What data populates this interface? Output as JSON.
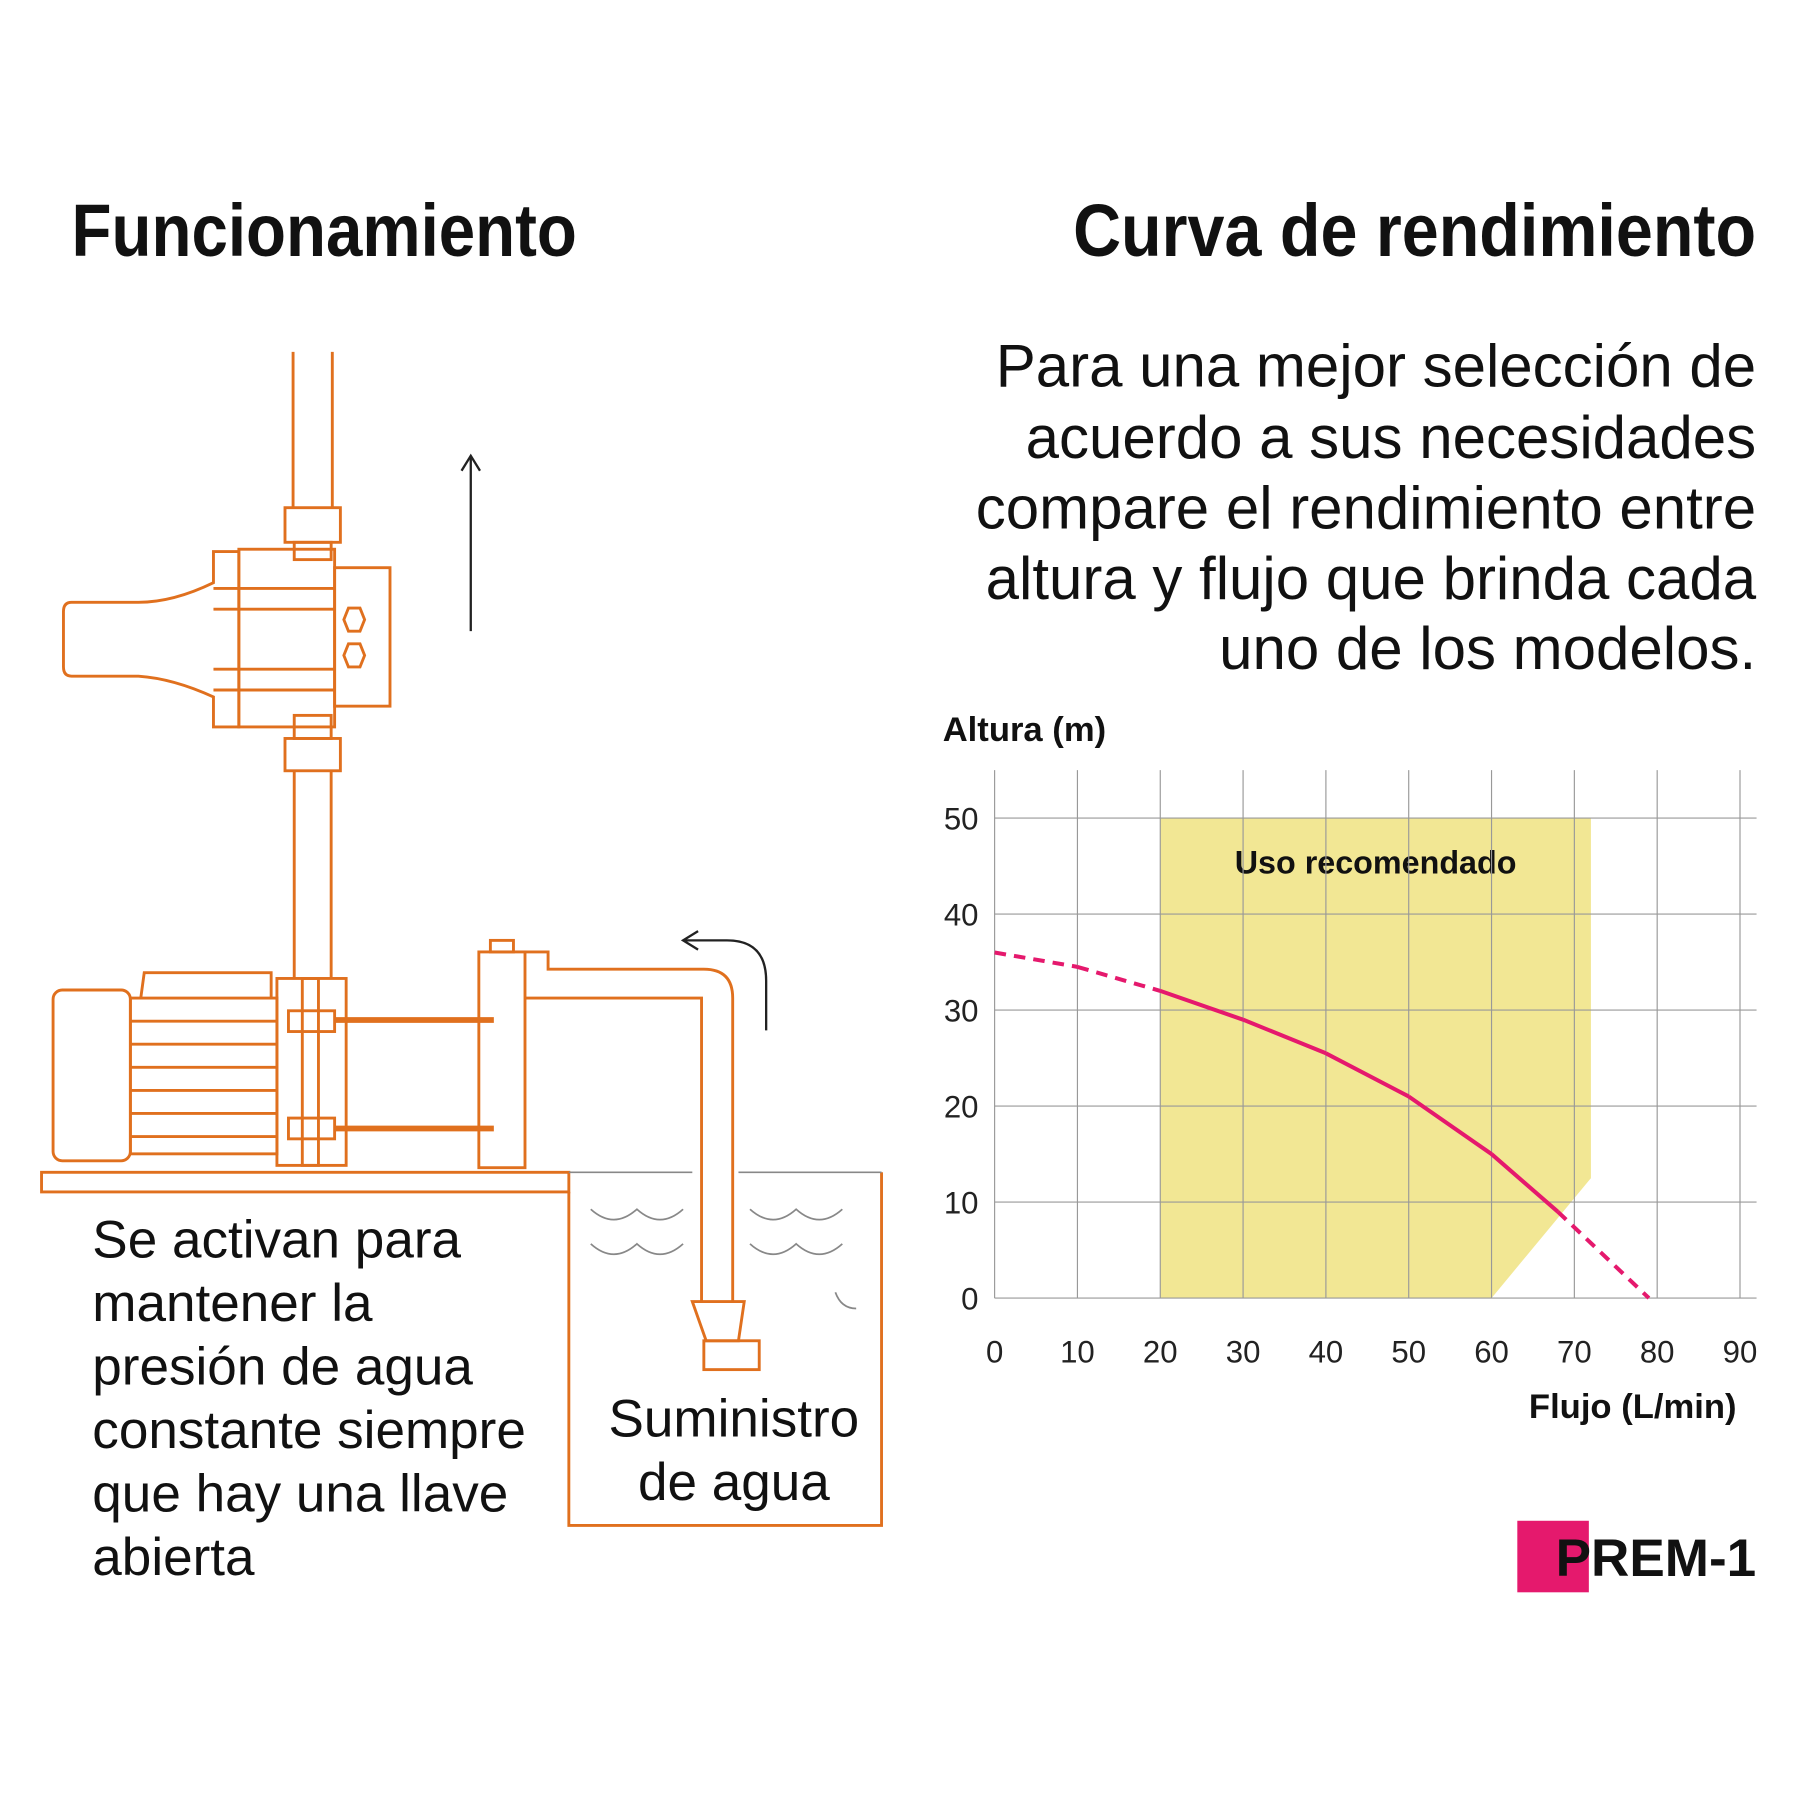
{
  "left": {
    "title": "Funcionamiento",
    "description": [
      "Se activan para",
      "mantener la",
      "presión de agua",
      "constante siempre",
      "que hay una llave",
      "abierta"
    ],
    "supply_label": [
      "Suministro",
      "de agua"
    ]
  },
  "right": {
    "title": "Curva de rendimiento",
    "description": [
      "Para una mejor selección de",
      "acuerdo a sus necesidades",
      "compare el rendimiento entre",
      "altura y flujo que brinda cada",
      "uno de los modelos."
    ]
  },
  "chart_data": {
    "type": "line",
    "y_label": "Altura (m)",
    "x_label": "Flujo (L/min)",
    "x": [
      0,
      10,
      20,
      30,
      40,
      50,
      60,
      68,
      79
    ],
    "series": [
      {
        "name": "PREM-1",
        "color": "#e5196d",
        "values": [
          36,
          34.5,
          32,
          29,
          25.5,
          21,
          15,
          9,
          0
        ]
      }
    ],
    "recommended_area": {
      "label": "Uso recomendado",
      "color": "#f2e794",
      "x": [
        20,
        20,
        72,
        72,
        60
      ],
      "y": [
        0,
        50,
        50,
        12.5,
        0
      ]
    },
    "xlim": [
      0,
      92
    ],
    "ylim": [
      0,
      55
    ],
    "xticks": [
      0,
      10,
      20,
      30,
      40,
      50,
      60,
      70,
      80,
      90
    ],
    "yticks": [
      0,
      10,
      20,
      30,
      40,
      50
    ],
    "grid": true
  }
}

_Your goal_
Output the lines above in full and exactly as given, omitting any pictures.

_The output_
What data populates this interface? Output as JSON.
{
  "left": {
    "title": "Funcionamiento",
    "description": [
      "Se activan para",
      "mantener la",
      "presión de agua",
      "constante siempre",
      "que hay una llave",
      "abierta"
    ],
    "supply_label": [
      "Suministro",
      "de agua"
    ]
  },
  "right": {
    "title": "Curva de rendimiento",
    "description": [
      "Para una mejor selección de",
      "acuerdo a sus necesidades",
      "compare el rendimiento entre",
      "altura y flujo que brinda cada",
      "uno de los modelos."
    ]
  },
  "chart_data": {
    "type": "line",
    "y_label": "Altura (m)",
    "x_label": "Flujo (L/min)",
    "x": [
      0,
      10,
      20,
      30,
      40,
      50,
      60,
      68,
      79
    ],
    "series": [
      {
        "name": "PREM-1",
        "color": "#e5196d",
        "values": [
          36,
          34.5,
          32,
          29,
          25.5,
          21,
          15,
          9,
          0
        ]
      }
    ],
    "recommended_area": {
      "label": "Uso recomendado",
      "color": "#f2e794",
      "x": [
        20,
        20,
        72,
        72,
        60
      ],
      "y": [
        0,
        50,
        50,
        12.5,
        0
      ]
    },
    "xlim": [
      0,
      92
    ],
    "ylim": [
      0,
      55
    ],
    "xticks": [
      0,
      10,
      20,
      30,
      40,
      50,
      60,
      70,
      80,
      90
    ],
    "yticks": [
      0,
      10,
      20,
      30,
      40,
      50
    ],
    "grid": true
  }
}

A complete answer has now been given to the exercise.